» **TASK DIRECTIONS**:
All of the records listed below should be retyped exactly.

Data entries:
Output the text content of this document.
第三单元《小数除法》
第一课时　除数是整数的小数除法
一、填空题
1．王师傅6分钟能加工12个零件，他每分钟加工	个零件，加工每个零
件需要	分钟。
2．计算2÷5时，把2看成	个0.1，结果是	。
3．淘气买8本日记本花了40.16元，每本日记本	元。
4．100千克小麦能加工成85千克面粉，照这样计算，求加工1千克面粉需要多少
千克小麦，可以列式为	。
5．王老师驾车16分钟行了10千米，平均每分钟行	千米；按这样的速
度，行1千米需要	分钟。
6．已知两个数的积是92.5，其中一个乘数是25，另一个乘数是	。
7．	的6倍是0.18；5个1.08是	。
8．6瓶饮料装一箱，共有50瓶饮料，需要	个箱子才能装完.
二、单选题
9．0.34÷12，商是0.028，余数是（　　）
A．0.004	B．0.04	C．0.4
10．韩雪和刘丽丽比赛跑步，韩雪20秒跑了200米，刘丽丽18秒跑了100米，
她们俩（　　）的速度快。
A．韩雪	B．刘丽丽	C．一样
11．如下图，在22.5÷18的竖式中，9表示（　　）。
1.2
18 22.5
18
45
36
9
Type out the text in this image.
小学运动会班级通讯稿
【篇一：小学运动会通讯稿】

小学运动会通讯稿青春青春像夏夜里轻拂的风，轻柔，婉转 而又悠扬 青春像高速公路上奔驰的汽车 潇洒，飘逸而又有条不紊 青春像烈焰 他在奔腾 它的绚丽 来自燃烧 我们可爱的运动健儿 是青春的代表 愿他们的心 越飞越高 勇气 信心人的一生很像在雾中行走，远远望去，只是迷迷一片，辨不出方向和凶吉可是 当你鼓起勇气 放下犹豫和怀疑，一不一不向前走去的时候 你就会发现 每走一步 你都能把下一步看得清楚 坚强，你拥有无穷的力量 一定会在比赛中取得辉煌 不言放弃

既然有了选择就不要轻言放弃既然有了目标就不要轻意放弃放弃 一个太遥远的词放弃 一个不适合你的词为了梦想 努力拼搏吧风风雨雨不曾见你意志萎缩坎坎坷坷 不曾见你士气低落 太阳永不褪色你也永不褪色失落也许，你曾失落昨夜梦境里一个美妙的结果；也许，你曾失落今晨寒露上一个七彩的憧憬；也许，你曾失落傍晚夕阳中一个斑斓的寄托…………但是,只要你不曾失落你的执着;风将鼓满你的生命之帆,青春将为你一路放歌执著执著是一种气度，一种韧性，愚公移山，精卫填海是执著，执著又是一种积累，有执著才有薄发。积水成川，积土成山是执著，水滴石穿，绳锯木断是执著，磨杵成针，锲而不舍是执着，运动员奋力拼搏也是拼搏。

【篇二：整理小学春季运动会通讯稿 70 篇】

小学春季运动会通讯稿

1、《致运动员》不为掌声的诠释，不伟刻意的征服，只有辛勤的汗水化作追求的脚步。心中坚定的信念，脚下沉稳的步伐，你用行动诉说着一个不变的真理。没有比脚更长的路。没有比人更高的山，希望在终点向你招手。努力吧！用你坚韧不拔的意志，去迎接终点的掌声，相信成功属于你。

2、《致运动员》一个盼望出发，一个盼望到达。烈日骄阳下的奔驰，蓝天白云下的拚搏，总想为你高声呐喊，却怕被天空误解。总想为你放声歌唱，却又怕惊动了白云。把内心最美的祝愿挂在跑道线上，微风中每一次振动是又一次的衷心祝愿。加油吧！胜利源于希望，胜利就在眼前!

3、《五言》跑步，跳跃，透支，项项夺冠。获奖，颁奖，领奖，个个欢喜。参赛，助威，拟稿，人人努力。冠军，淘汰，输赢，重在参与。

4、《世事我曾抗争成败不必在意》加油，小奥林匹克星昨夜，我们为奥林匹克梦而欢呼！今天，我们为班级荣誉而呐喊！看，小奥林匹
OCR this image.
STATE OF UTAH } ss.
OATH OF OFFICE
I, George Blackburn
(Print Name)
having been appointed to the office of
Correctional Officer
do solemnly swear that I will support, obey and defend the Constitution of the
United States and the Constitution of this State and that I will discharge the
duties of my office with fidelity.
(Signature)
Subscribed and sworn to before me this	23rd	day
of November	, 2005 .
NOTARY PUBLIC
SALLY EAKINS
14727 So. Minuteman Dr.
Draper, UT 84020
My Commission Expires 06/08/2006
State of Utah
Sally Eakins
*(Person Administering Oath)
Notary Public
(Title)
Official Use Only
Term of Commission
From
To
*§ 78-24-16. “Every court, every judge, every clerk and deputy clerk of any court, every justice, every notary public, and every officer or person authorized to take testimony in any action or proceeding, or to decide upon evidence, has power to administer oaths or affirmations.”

» **RESULT OF THE EXERCISE**:
Output the text content of this document.
第三单元《小数除法》
第一课时　除数是整数的小数除法
一、填空题
1．王师傅6分钟能加工12个零件，他每分钟加工	个零件，加工每个零
件需要	分钟。
2．计算2÷5时，把2看成	个0.1，结果是	。
3．淘气买8本日记本花了40.16元，每本日记本	元。
4．100千克小麦能加工成85千克面粉，照这样计算，求加工1千克面粉需要多少
千克小麦，可以列式为	。
5．王老师驾车16分钟行了10千米，平均每分钟行	千米；按这样的速
度，行1千米需要	分钟。
6．已知两个数的积是92.5，其中一个乘数是25，另一个乘数是	。
7．	的6倍是0.18；5个1.08是	。
8．6瓶饮料装一箱，共有50瓶饮料，需要	个箱子才能装完.
二、单选题
9．0.34÷12，商是0.028，余数是（　　）
A．0.004	B．0.04	C．0.4
10．韩雪和刘丽丽比赛跑步，韩雪20秒跑了200米，刘丽丽18秒跑了100米，
她们俩（　　）的速度快。
A．韩雪	B．刘丽丽	C．一样
11．如下图，在22.5÷18的竖式中，9表示（　　）。
1.2
18 22.5
18
45
36
9
Type out the text in this image.
小学运动会班级通讯稿
【篇一：小学运动会通讯稿】

小学运动会通讯稿青春青春像夏夜里轻拂的风，轻柔，婉转 而又悠扬 青春像高速公路上奔驰的汽车 潇洒，飘逸而又有条不紊 青春像烈焰 他在奔腾 它的绚丽 来自燃烧 我们可爱的运动健儿 是青春的代表 愿他们的心 越飞越高 勇气 信心人的一生很像在雾中行走，远远望去，只是迷迷一片，辨不出方向和凶吉可是 当你鼓起勇气 放下犹豫和怀疑，一不一不向前走去的时候 你就会发现 每走一步 你都能把下一步看得清楚 坚强，你拥有无穷的力量 一定会在比赛中取得辉煌 不言放弃

既然有了选择就不要轻言放弃既然有了目标就不要轻意放弃放弃 一个太遥远的词放弃 一个不适合你的词为了梦想 努力拼搏吧风风雨雨不曾见你意志萎缩坎坎坷坷 不曾见你士气低落 太阳永不褪色你也永不褪色失落也许，你曾失落昨夜梦境里一个美妙的结果；也许，你曾失落今晨寒露上一个七彩的憧憬；也许，你曾失落傍晚夕阳中一个斑斓的寄托…………但是,只要你不曾失落你的执着;风将鼓满你的生命之帆,青春将为你一路放歌执著执著是一种气度，一种韧性，愚公移山，精卫填海是执著，执著又是一种积累，有执著才有薄发。积水成川，积土成山是执著，水滴石穿，绳锯木断是执著，磨杵成针，锲而不舍是执着，运动员奋力拼搏也是拼搏。

【篇二：整理小学春季运动会通讯稿 70 篇】

小学春季运动会通讯稿

1、《致运动员》不为掌声的诠释，不伟刻意的征服，只有辛勤的汗水化作追求的脚步。心中坚定的信念，脚下沉稳的步伐，你用行动诉说着一个不变的真理。没有比脚更长的路。没有比人更高的山，希望在终点向你招手。努力吧！用你坚韧不拔的意志，去迎接终点的掌声，相信成功属于你。

2、《致运动员》一个盼望出发，一个盼望到达。烈日骄阳下的奔驰，蓝天白云下的拚搏，总想为你高声呐喊，却怕被天空误解。总想为你放声歌唱，却又怕惊动了白云。把内心最美的祝愿挂在跑道线上，微风中每一次振动是又一次的衷心祝愿。加油吧！胜利源于希望，胜利就在眼前!

3、《五言》跑步，跳跃，透支，项项夺冠。获奖，颁奖，领奖，个个欢喜。参赛，助威，拟稿，人人努力。冠军，淘汰，输赢，重在参与。

4、《世事我曾抗争成败不必在意》加油，小奥林匹克星昨夜，我们为奥林匹克梦而欢呼！今天，我们为班级荣誉而呐喊！看，小奥林匹
OCR this image.
STATE OF UTAH } ss.
OATH OF OFFICE
I, George Blackburn
(Print Name)
having been appointed to the office of
Correctional Officer
do solemnly swear that I will support, obey and defend the Constitution of the
United States and the Constitution of this State and that I will discharge the
duties of my office with fidelity.
(Signature)
Subscribed and sworn to before me this	23rd	day
of November	, 2005 .
NOTARY PUBLIC
SALLY EAKINS
14727 So. Minuteman Dr.
Draper, UT 84020
My Commission Expires 06/08/2006
State of Utah
Sally Eakins
*(Person Administering Oath)
Notary Public
(Title)
Official Use Only
Term of Commission
From
To
*§ 78-24-16. “Every court, every judge, every clerk and deputy clerk of any court, every justice, every notary public, and every officer or person authorized to take testimony in any action or proceeding, or to decide upon evidence, has power to administer oaths or affirmations.”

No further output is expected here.